[Stored entries]
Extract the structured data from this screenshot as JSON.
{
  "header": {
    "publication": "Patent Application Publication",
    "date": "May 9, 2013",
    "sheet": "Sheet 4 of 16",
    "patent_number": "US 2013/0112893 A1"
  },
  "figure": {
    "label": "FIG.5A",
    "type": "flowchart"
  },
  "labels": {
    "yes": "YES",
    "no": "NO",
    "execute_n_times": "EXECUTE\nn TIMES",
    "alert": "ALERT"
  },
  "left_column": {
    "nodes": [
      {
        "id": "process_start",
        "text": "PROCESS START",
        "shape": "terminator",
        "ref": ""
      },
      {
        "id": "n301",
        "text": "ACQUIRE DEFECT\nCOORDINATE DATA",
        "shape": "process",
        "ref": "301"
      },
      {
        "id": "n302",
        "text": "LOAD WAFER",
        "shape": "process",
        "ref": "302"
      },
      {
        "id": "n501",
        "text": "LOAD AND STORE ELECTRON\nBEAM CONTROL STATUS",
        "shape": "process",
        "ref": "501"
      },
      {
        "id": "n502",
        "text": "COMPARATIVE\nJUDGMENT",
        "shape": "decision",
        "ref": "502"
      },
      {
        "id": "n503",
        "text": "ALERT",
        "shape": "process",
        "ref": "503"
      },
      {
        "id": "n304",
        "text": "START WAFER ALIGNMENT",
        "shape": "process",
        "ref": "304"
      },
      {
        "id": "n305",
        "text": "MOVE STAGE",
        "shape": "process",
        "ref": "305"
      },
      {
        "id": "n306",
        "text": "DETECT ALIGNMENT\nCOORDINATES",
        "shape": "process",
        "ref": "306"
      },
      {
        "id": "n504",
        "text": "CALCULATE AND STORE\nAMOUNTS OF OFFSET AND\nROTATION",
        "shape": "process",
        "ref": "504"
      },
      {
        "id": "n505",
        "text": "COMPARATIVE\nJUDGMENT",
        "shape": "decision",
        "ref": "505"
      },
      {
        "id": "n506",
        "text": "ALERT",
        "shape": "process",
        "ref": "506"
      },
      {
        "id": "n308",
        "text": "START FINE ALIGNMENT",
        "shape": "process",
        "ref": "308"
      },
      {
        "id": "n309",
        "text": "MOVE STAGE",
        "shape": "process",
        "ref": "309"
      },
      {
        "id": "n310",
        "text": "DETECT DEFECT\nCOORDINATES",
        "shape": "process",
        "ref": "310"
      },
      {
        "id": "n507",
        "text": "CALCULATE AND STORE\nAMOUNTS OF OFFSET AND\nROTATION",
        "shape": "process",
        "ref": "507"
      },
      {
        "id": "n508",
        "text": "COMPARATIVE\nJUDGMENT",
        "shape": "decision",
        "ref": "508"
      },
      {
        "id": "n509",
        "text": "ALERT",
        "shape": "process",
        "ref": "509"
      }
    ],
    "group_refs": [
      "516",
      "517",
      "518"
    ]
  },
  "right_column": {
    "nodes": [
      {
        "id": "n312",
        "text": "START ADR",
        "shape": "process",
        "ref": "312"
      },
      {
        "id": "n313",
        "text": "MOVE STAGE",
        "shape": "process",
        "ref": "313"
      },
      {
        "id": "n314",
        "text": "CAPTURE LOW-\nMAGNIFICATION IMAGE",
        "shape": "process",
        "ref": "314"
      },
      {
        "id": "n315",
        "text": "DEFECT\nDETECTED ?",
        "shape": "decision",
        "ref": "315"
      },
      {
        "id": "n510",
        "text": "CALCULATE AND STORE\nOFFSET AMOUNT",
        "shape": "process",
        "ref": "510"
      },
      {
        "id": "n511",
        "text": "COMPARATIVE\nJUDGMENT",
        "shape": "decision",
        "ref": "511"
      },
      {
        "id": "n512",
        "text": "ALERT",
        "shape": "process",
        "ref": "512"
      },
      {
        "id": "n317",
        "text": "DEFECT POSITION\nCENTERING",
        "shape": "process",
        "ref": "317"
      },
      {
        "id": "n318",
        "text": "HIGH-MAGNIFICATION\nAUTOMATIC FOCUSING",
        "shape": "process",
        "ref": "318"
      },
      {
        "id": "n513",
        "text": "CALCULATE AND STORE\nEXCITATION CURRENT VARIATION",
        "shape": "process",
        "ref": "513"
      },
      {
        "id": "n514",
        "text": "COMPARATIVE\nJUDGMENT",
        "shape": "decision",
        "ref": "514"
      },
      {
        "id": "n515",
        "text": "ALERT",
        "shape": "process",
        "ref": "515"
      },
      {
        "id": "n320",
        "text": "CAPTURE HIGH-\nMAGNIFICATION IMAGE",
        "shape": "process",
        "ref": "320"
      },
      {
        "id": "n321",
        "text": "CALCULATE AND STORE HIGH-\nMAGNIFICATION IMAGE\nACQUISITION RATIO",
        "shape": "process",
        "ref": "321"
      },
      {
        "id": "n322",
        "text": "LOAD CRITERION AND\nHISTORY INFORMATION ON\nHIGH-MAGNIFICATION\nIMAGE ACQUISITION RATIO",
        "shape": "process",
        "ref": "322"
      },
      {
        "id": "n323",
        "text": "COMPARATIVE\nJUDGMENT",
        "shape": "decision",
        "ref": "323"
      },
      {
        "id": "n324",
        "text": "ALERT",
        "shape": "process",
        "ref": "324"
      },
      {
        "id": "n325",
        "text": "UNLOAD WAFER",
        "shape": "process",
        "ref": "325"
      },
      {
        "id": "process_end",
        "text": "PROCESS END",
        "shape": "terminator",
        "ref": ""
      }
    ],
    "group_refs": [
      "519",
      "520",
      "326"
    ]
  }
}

▶ **GOAL OF THE EXERCISE**:
Reproduce the full listing word for word.

▶ **COMPLETE RESPONSE**:
Extract the structured data from this screenshot as JSON.
{
  "header": {
    "publication": "Patent Application Publication",
    "date": "May 9, 2013",
    "sheet": "Sheet 4 of 16",
    "patent_number": "US 2013/0112893 A1"
  },
  "figure": {
    "label": "FIG.5A",
    "type": "flowchart"
  },
  "labels": {
    "yes": "YES",
    "no": "NO",
    "execute_n_times": "EXECUTE\nn TIMES",
    "alert": "ALERT"
  },
  "left_column": {
    "nodes": [
      {
        "id": "process_start",
        "text": "PROCESS START",
        "shape": "terminator",
        "ref": ""
      },
      {
        "id": "n301",
        "text": "ACQUIRE DEFECT\nCOORDINATE DATA",
        "shape": "process",
        "ref": "301"
      },
      {
        "id": "n302",
        "text": "LOAD WAFER",
        "shape": "process",
        "ref": "302"
      },
      {
        "id": "n501",
        "text": "LOAD AND STORE ELECTRON\nBEAM CONTROL STATUS",
        "shape": "process",
        "ref": "501"
      },
      {
        "id": "n502",
        "text": "COMPARATIVE\nJUDGMENT",
        "shape": "decision",
        "ref": "502"
      },
      {
        "id": "n503",
        "text": "ALERT",
        "shape": "process",
        "ref": "503"
      },
      {
        "id": "n304",
        "text": "START WAFER ALIGNMENT",
        "shape": "process",
        "ref": "304"
      },
      {
        "id": "n305",
        "text": "MOVE STAGE",
        "shape": "process",
        "ref": "305"
      },
      {
        "id": "n306",
        "text": "DETECT ALIGNMENT\nCOORDINATES",
        "shape": "process",
        "ref": "306"
      },
      {
        "id": "n504",
        "text": "CALCULATE AND STORE\nAMOUNTS OF OFFSET AND\nROTATION",
        "shape": "process",
        "ref": "504"
      },
      {
        "id": "n505",
        "text": "COMPARATIVE\nJUDGMENT",
        "shape": "decision",
        "ref": "505"
      },
      {
        "id": "n506",
        "text": "ALERT",
        "shape": "process",
        "ref": "506"
      },
      {
        "id": "n308",
        "text": "START FINE ALIGNMENT",
        "shape": "process",
        "ref": "308"
      },
      {
        "id": "n309",
        "text": "MOVE STAGE",
        "shape": "process",
        "ref": "309"
      },
      {
        "id": "n310",
        "text": "DETECT DEFECT\nCOORDINATES",
        "shape": "process",
        "ref": "310"
      },
      {
        "id": "n507",
        "text": "CALCULATE AND STORE\nAMOUNTS OF OFFSET AND\nROTATION",
        "shape": "process",
        "ref": "507"
      },
      {
        "id": "n508",
        "text": "COMPARATIVE\nJUDGMENT",
        "shape": "decision",
        "ref": "508"
      },
      {
        "id": "n509",
        "text": "ALERT",
        "shape": "process",
        "ref": "509"
      }
    ],
    "group_refs": [
      "516",
      "517",
      "518"
    ]
  },
  "right_column": {
    "nodes": [
      {
        "id": "n312",
        "text": "START ADR",
        "shape": "process",
        "ref": "312"
      },
      {
        "id": "n313",
        "text": "MOVE STAGE",
        "shape": "process",
        "ref": "313"
      },
      {
        "id": "n314",
        "text": "CAPTURE LOW-\nMAGNIFICATION IMAGE",
        "shape": "process",
        "ref": "314"
      },
      {
        "id": "n315",
        "text": "DEFECT\nDETECTED ?",
        "shape": "decision",
        "ref": "315"
      },
      {
        "id": "n510",
        "text": "CALCULATE AND STORE\nOFFSET AMOUNT",
        "shape": "process",
        "ref": "510"
      },
      {
        "id": "n511",
        "text": "COMPARATIVE\nJUDGMENT",
        "shape": "decision",
        "ref": "511"
      },
      {
        "id": "n512",
        "text": "ALERT",
        "shape": "process",
        "ref": "512"
      },
      {
        "id": "n317",
        "text": "DEFECT POSITION\nCENTERING",
        "shape": "process",
        "ref": "317"
      },
      {
        "id": "n318",
        "text": "HIGH-MAGNIFICATION\nAUTOMATIC FOCUSING",
        "shape": "process",
        "ref": "318"
      },
      {
        "id": "n513",
        "text": "CALCULATE AND STORE\nEXCITATION CURRENT VARIATION",
        "shape": "process",
        "ref": "513"
      },
      {
        "id": "n514",
        "text": "COMPARATIVE\nJUDGMENT",
        "shape": "decision",
        "ref": "514"
      },
      {
        "id": "n515",
        "text": "ALERT",
        "shape": "process",
        "ref": "515"
      },
      {
        "id": "n320",
        "text": "CAPTURE HIGH-\nMAGNIFICATION IMAGE",
        "shape": "process",
        "ref": "320"
      },
      {
        "id": "n321",
        "text": "CALCULATE AND STORE HIGH-\nMAGNIFICATION IMAGE\nACQUISITION RATIO",
        "shape": "process",
        "ref": "321"
      },
      {
        "id": "n322",
        "text": "LOAD CRITERION AND\nHISTORY INFORMATION ON\nHIGH-MAGNIFICATION\nIMAGE ACQUISITION RATIO",
        "shape": "process",
        "ref": "322"
      },
      {
        "id": "n323",
        "text": "COMPARATIVE\nJUDGMENT",
        "shape": "decision",
        "ref": "323"
      },
      {
        "id": "n324",
        "text": "ALERT",
        "shape": "process",
        "ref": "324"
      },
      {
        "id": "n325",
        "text": "UNLOAD WAFER",
        "shape": "process",
        "ref": "325"
      },
      {
        "id": "process_end",
        "text": "PROCESS END",
        "shape": "terminator",
        "ref": ""
      }
    ],
    "group_refs": [
      "519",
      "520",
      "326"
    ]
  }
}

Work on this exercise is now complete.